◆ SEITE:

Bezeichnend: Älter als 40 Jahre und mit Erdgas beheizt

Um derartige und weitere Fragen zu beantworten, wurden die Charakteristika eines typischen Mehrfamilienhauses in Deutschland untersucht und regionale Unterschiede zwischen den einzelnen Bundesländern herausgearbeitet. Demnach wurde das typische Mehrfamilienhaus 1978 gebaut und ist somit 42 Jahre alt. Die zu beheizende Fläche dieses Gebäudes beträgt 521,4 m² und verteilt sich auf sieben Wohneinheiten, die im Durchschnitt 65,3 m² groß sind. Beheizt wird das typische bundesdeutsche Mehrfamilienhaus vorwiegend mit Erdgas (65,2 %), gefolgt von Heizöl (21,3 %) und Fernwärme (12,7 %). Die Heizanlage wurde im Mittel 1997 eingebaut und ist damit 23 Jahre alt.

◆ ARBEITSAUFTRÄGE:
[a] Fasse den Absatz aus dem Text über das typische Mehrfamilienhaus, der mit „Um derartige und weitere Fragen“ beginnt, als Stichpunktliste zusammen. Die wichtigsten Angaben sollen erhalten bleiben.
[b] Entnimm dem Text über das typische Mehrfamilienhaus die Passage zwischen „Um derartige und“ und „23 Jahre alt.“, beide eingeschlossen, und gib sie wortgetreu wieder.

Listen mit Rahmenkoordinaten
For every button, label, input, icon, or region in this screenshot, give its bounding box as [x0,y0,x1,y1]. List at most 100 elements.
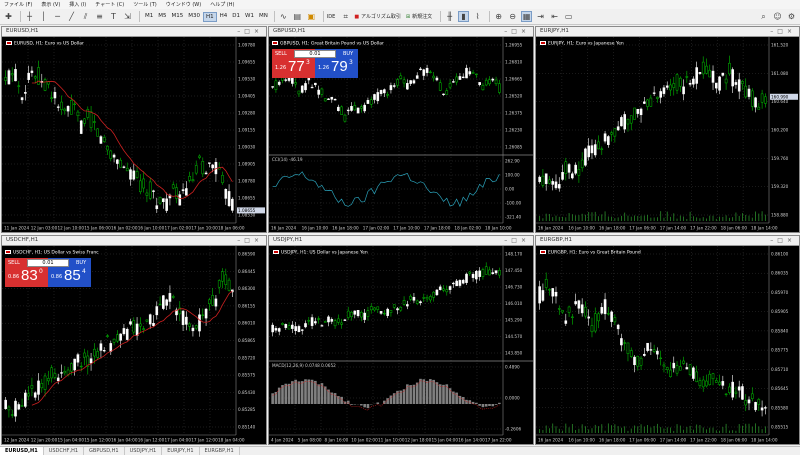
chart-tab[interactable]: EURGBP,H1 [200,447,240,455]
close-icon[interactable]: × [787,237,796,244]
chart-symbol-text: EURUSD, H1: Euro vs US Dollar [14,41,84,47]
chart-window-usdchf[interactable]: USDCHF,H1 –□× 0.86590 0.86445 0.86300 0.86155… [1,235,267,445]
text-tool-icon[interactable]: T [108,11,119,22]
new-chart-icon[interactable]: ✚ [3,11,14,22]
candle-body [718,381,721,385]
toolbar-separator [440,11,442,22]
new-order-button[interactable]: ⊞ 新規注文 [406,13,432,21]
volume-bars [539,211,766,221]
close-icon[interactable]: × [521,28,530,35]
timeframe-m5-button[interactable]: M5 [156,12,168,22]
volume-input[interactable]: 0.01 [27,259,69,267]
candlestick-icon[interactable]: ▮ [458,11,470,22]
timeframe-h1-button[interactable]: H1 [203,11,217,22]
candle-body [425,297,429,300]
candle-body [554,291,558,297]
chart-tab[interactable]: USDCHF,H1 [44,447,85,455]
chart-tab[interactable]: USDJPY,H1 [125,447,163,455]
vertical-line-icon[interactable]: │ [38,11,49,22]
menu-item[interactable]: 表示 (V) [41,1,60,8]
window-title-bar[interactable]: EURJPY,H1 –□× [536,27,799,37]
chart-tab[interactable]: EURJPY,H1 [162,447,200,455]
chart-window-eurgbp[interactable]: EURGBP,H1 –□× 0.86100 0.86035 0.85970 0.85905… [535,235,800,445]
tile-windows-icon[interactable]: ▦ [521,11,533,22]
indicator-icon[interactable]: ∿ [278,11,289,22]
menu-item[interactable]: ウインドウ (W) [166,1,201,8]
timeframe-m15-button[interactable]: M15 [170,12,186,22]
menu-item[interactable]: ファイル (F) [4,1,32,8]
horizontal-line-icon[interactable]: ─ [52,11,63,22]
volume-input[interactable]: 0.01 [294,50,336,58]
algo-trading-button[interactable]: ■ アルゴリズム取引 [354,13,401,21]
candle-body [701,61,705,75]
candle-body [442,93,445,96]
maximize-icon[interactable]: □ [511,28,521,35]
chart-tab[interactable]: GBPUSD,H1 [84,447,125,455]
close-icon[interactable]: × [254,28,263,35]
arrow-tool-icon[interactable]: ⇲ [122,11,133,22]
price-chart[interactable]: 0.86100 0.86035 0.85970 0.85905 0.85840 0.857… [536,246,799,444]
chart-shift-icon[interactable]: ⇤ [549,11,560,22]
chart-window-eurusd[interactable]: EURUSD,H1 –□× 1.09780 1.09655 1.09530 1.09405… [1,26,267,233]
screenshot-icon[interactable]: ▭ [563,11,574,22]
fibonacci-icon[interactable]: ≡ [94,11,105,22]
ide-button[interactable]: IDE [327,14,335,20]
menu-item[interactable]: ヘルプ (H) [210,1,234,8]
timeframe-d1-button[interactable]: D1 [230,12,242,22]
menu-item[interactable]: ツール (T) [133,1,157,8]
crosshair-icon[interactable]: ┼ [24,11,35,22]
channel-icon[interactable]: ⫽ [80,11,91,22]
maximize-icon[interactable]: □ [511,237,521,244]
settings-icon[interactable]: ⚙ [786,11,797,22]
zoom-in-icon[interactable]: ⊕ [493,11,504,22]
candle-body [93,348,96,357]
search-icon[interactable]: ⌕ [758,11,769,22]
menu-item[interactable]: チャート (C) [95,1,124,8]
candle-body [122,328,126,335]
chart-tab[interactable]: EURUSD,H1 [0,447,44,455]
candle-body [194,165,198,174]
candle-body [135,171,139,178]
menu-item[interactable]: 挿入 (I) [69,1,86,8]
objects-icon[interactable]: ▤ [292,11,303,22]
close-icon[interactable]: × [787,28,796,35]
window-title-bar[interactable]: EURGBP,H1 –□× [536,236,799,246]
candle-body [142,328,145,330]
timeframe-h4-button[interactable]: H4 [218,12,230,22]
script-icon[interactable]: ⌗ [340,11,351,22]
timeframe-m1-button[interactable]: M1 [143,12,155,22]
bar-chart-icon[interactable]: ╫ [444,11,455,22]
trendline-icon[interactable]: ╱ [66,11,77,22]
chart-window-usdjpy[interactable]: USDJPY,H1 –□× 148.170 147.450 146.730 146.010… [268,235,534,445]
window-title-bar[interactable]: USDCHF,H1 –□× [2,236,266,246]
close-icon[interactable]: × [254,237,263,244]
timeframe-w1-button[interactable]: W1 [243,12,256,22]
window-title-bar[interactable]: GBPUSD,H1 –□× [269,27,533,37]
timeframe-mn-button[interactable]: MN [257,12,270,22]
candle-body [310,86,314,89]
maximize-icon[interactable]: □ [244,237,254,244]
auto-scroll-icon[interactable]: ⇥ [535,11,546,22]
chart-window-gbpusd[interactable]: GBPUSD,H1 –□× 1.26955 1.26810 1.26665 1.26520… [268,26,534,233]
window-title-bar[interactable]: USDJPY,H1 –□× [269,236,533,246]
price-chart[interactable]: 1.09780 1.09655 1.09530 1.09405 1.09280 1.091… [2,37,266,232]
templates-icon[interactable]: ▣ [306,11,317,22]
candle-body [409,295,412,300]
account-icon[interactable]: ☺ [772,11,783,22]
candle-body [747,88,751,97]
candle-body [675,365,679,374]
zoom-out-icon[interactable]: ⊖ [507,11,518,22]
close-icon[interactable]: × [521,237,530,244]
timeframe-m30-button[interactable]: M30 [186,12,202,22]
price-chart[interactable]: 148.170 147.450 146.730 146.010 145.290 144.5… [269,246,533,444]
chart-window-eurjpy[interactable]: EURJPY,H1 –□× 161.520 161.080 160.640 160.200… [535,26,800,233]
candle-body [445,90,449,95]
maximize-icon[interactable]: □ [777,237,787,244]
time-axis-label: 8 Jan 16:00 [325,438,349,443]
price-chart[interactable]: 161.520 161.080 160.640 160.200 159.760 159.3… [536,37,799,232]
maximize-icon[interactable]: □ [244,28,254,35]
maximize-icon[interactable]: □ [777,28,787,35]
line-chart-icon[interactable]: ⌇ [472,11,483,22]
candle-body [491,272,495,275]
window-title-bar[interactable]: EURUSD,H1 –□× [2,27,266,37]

◆ LÖSUNGEN:
[a]
- Untersucht wurden die Merkmale eines typischen Mehrfamilienhauses in Deutschland sowie regionale Unterschiede zwischen den Bundesländern.
- Baujahr 1978, damit 42 Jahre alt
- Zu beheizende Fläche 521,4 m², verteilt auf sieben Wohneinheiten mit durchschnittlich 65,3 m²
- Beheizung vorwiegend mit Erdgas (65,2 %), danach Heizöl (21,3 %) und Fernwärme (12,7 %)
- Heizanlage im Mittel 1997 eingebaut, damit 23 Jahre alt

[b]
Um derartige und weitere Fragen zu beantworten, wurden die Charakteristika eines typischen Mehrfamilienhauses in Deutschland untersucht und regionale Unterschiede zwischen den einzelnen Bundesländern herausgearbeitet. Demnach wurde das typische Mehrfamilienhaus 1978 gebaut und ist somit 42 Jahre alt. Die zu beheizende Fläche dieses Gebäudes beträgt 521,4 m² und verteilt sich auf sieben Wohneinheiten, die im Durchschnitt 65,3 m² groß sind. Beheizt wird das typische bundesdeutsche Mehrfamilienhaus vorwiegend mit Erdgas (65,2 %), gefolgt von Heizöl (21,3 %) und Fernwärme (12,7 %). Die Heizanlage wurde im Mittel 1997 eingebaut und ist damit 23 Jahre alt.